## Set task:
Below is a listing; reproduce each line of it exactly.

## Records supplied:
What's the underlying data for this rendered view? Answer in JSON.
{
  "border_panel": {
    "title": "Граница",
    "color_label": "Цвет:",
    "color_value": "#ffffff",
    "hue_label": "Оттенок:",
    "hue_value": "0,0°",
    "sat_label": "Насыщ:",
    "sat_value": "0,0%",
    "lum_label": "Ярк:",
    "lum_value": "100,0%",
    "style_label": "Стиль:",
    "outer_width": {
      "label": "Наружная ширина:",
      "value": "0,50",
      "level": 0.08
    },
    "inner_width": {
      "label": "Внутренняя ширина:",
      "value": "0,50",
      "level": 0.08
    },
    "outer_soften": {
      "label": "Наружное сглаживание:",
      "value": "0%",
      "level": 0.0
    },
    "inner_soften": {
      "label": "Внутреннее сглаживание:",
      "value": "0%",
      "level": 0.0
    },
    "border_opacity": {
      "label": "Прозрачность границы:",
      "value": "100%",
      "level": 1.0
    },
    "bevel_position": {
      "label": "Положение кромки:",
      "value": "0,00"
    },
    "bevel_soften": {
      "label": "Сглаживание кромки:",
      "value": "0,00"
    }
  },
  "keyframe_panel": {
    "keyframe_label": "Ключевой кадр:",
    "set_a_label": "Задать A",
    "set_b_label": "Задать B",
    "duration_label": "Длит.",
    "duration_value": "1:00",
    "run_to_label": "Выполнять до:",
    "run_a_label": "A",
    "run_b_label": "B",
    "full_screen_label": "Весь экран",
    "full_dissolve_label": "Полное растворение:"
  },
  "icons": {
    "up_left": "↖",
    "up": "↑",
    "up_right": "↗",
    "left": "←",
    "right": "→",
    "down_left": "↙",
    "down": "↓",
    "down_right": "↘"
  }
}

## In response:
What's the underlying data for this rendered view? Answer in JSON.
{
  "border_panel": {
    "title": "Граница",
    "color_label": "Цвет:",
    "color_value": "#ffffff",
    "hue_label": "Оттенок:",
    "hue_value": "0,0°",
    "sat_label": "Насыщ:",
    "sat_value": "0,0%",
    "lum_label": "Ярк:",
    "lum_value": "100,0%",
    "style_label": "Стиль:",
    "outer_width": {
      "label": "Наружная ширина:",
      "value": "0,50",
      "level": 0.08
    },
    "inner_width": {
      "label": "Внутренняя ширина:",
      "value": "0,50",
      "level": 0.08
    },
    "outer_soften": {
      "label": "Наружное сглаживание:",
      "value": "0%",
      "level": 0.0
    },
    "inner_soften": {
      "label": "Внутреннее сглаживание:",
      "value": "0%",
      "level": 0.0
    },
    "border_opacity": {
      "label": "Прозрачность границы:",
      "value": "100%",
      "level": 1.0
    },
    "bevel_position": {
      "label": "Положение кромки:",
      "value": "0,00"
    },
    "bevel_soften": {
      "label": "Сглаживание кромки:",
      "value": "0,00"
    }
  },
  "keyframe_panel": {
    "keyframe_label": "Ключевой кадр:",
    "set_a_label": "Задать A",
    "set_b_label": "Задать B",
    "duration_label": "Длит.",
    "duration_value": "1:00",
    "run_to_label": "Выполнять до:",
    "run_a_label": "A",
    "run_b_label": "B",
    "full_screen_label": "Весь экран",
    "full_dissolve_label": "Полное растворение:"
  },
  "icons": {
    "up_left": "↖",
    "up": "↑",
    "up_right": "↗",
    "left": "←",
    "right": "→",
    "down_left": "↙",
    "down": "↓",
    "down_right": "↘"
  }
}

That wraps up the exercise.